* [Set task]
Give the data below again exactly as written, without its pictures.

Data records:
______________________________

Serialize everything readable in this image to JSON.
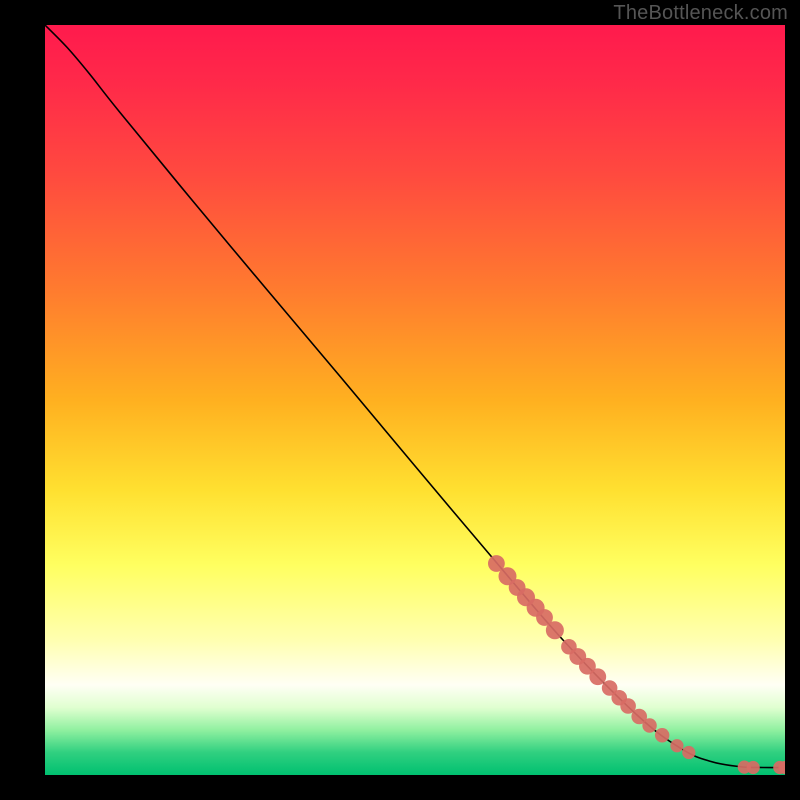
{
  "watermark": "TheBottleneck.com",
  "colors": {
    "bg_black": "#000000",
    "curve": "#000000",
    "dot_fill": "#d86b64",
    "dot_stroke": "#b9564f"
  },
  "chart_data": {
    "type": "line",
    "title": "",
    "xlabel": "",
    "ylabel": "",
    "xlim": [
      0,
      100
    ],
    "ylim": [
      0,
      100
    ],
    "gradient_stops": [
      {
        "offset": 0.0,
        "color": "#ff1a4d"
      },
      {
        "offset": 0.08,
        "color": "#ff2a49"
      },
      {
        "offset": 0.2,
        "color": "#ff4a3f"
      },
      {
        "offset": 0.35,
        "color": "#ff7a2f"
      },
      {
        "offset": 0.5,
        "color": "#ffb020"
      },
      {
        "offset": 0.62,
        "color": "#ffe030"
      },
      {
        "offset": 0.72,
        "color": "#ffff60"
      },
      {
        "offset": 0.82,
        "color": "#ffffb0"
      },
      {
        "offset": 0.88,
        "color": "#fffff5"
      },
      {
        "offset": 0.91,
        "color": "#e0ffd0"
      },
      {
        "offset": 0.94,
        "color": "#90f0a0"
      },
      {
        "offset": 0.97,
        "color": "#30d080"
      },
      {
        "offset": 1.0,
        "color": "#00c070"
      }
    ],
    "curve": [
      {
        "x": 0,
        "y": 100
      },
      {
        "x": 3,
        "y": 97
      },
      {
        "x": 6,
        "y": 93.5
      },
      {
        "x": 10,
        "y": 88.5
      },
      {
        "x": 20,
        "y": 76.5
      },
      {
        "x": 30,
        "y": 64.7
      },
      {
        "x": 40,
        "y": 53.0
      },
      {
        "x": 50,
        "y": 41.2
      },
      {
        "x": 60,
        "y": 29.5
      },
      {
        "x": 70,
        "y": 18.0
      },
      {
        "x": 80,
        "y": 8.0
      },
      {
        "x": 86,
        "y": 3.5
      },
      {
        "x": 90,
        "y": 1.8
      },
      {
        "x": 94,
        "y": 1.1
      },
      {
        "x": 97,
        "y": 1.0
      },
      {
        "x": 100,
        "y": 1.0
      }
    ],
    "dots": [
      {
        "x": 61.0,
        "y": 28.2,
        "r": 1.4
      },
      {
        "x": 62.5,
        "y": 26.5,
        "r": 1.5
      },
      {
        "x": 63.8,
        "y": 25.0,
        "r": 1.4
      },
      {
        "x": 65.0,
        "y": 23.7,
        "r": 1.5
      },
      {
        "x": 66.3,
        "y": 22.3,
        "r": 1.5
      },
      {
        "x": 67.5,
        "y": 21.0,
        "r": 1.4
      },
      {
        "x": 68.9,
        "y": 19.3,
        "r": 1.5
      },
      {
        "x": 70.8,
        "y": 17.1,
        "r": 1.3
      },
      {
        "x": 72.0,
        "y": 15.8,
        "r": 1.4
      },
      {
        "x": 73.3,
        "y": 14.5,
        "r": 1.4
      },
      {
        "x": 74.7,
        "y": 13.1,
        "r": 1.4
      },
      {
        "x": 76.3,
        "y": 11.6,
        "r": 1.3
      },
      {
        "x": 77.6,
        "y": 10.3,
        "r": 1.3
      },
      {
        "x": 78.8,
        "y": 9.2,
        "r": 1.3
      },
      {
        "x": 80.3,
        "y": 7.8,
        "r": 1.3
      },
      {
        "x": 81.7,
        "y": 6.6,
        "r": 1.2
      },
      {
        "x": 83.4,
        "y": 5.3,
        "r": 1.2
      },
      {
        "x": 85.4,
        "y": 3.9,
        "r": 1.1
      },
      {
        "x": 87.0,
        "y": 3.0,
        "r": 1.1
      },
      {
        "x": 94.5,
        "y": 1.05,
        "r": 1.1
      },
      {
        "x": 95.7,
        "y": 1.0,
        "r": 1.1
      },
      {
        "x": 99.3,
        "y": 1.0,
        "r": 1.1
      },
      {
        "x": 100.0,
        "y": 1.0,
        "r": 1.1
      }
    ]
  }
}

______________________________

* [Output of the exercise]
Serialize everything readable in this image to JSON.
{
  "watermark": "TheBottleneck.com",
  "colors": {
    "bg_black": "#000000",
    "curve": "#000000",
    "dot_fill": "#d86b64",
    "dot_stroke": "#b9564f"
  },
  "chart_data": {
    "type": "line",
    "title": "",
    "xlabel": "",
    "ylabel": "",
    "xlim": [
      0,
      100
    ],
    "ylim": [
      0,
      100
    ],
    "gradient_stops": [
      {
        "offset": 0.0,
        "color": "#ff1a4d"
      },
      {
        "offset": 0.08,
        "color": "#ff2a49"
      },
      {
        "offset": 0.2,
        "color": "#ff4a3f"
      },
      {
        "offset": 0.35,
        "color": "#ff7a2f"
      },
      {
        "offset": 0.5,
        "color": "#ffb020"
      },
      {
        "offset": 0.62,
        "color": "#ffe030"
      },
      {
        "offset": 0.72,
        "color": "#ffff60"
      },
      {
        "offset": 0.82,
        "color": "#ffffb0"
      },
      {
        "offset": 0.88,
        "color": "#fffff5"
      },
      {
        "offset": 0.91,
        "color": "#e0ffd0"
      },
      {
        "offset": 0.94,
        "color": "#90f0a0"
      },
      {
        "offset": 0.97,
        "color": "#30d080"
      },
      {
        "offset": 1.0,
        "color": "#00c070"
      }
    ],
    "curve": [
      {
        "x": 0,
        "y": 100
      },
      {
        "x": 3,
        "y": 97
      },
      {
        "x": 6,
        "y": 93.5
      },
      {
        "x": 10,
        "y": 88.5
      },
      {
        "x": 20,
        "y": 76.5
      },
      {
        "x": 30,
        "y": 64.7
      },
      {
        "x": 40,
        "y": 53.0
      },
      {
        "x": 50,
        "y": 41.2
      },
      {
        "x": 60,
        "y": 29.5
      },
      {
        "x": 70,
        "y": 18.0
      },
      {
        "x": 80,
        "y": 8.0
      },
      {
        "x": 86,
        "y": 3.5
      },
      {
        "x": 90,
        "y": 1.8
      },
      {
        "x": 94,
        "y": 1.1
      },
      {
        "x": 97,
        "y": 1.0
      },
      {
        "x": 100,
        "y": 1.0
      }
    ],
    "dots": [
      {
        "x": 61.0,
        "y": 28.2,
        "r": 1.4
      },
      {
        "x": 62.5,
        "y": 26.5,
        "r": 1.5
      },
      {
        "x": 63.8,
        "y": 25.0,
        "r": 1.4
      },
      {
        "x": 65.0,
        "y": 23.7,
        "r": 1.5
      },
      {
        "x": 66.3,
        "y": 22.3,
        "r": 1.5
      },
      {
        "x": 67.5,
        "y": 21.0,
        "r": 1.4
      },
      {
        "x": 68.9,
        "y": 19.3,
        "r": 1.5
      },
      {
        "x": 70.8,
        "y": 17.1,
        "r": 1.3
      },
      {
        "x": 72.0,
        "y": 15.8,
        "r": 1.4
      },
      {
        "x": 73.3,
        "y": 14.5,
        "r": 1.4
      },
      {
        "x": 74.7,
        "y": 13.1,
        "r": 1.4
      },
      {
        "x": 76.3,
        "y": 11.6,
        "r": 1.3
      },
      {
        "x": 77.6,
        "y": 10.3,
        "r": 1.3
      },
      {
        "x": 78.8,
        "y": 9.2,
        "r": 1.3
      },
      {
        "x": 80.3,
        "y": 7.8,
        "r": 1.3
      },
      {
        "x": 81.7,
        "y": 6.6,
        "r": 1.2
      },
      {
        "x": 83.4,
        "y": 5.3,
        "r": 1.2
      },
      {
        "x": 85.4,
        "y": 3.9,
        "r": 1.1
      },
      {
        "x": 87.0,
        "y": 3.0,
        "r": 1.1
      },
      {
        "x": 94.5,
        "y": 1.05,
        "r": 1.1
      },
      {
        "x": 95.7,
        "y": 1.0,
        "r": 1.1
      },
      {
        "x": 99.3,
        "y": 1.0,
        "r": 1.1
      },
      {
        "x": 100.0,
        "y": 1.0,
        "r": 1.1
      }
    ]
  }
}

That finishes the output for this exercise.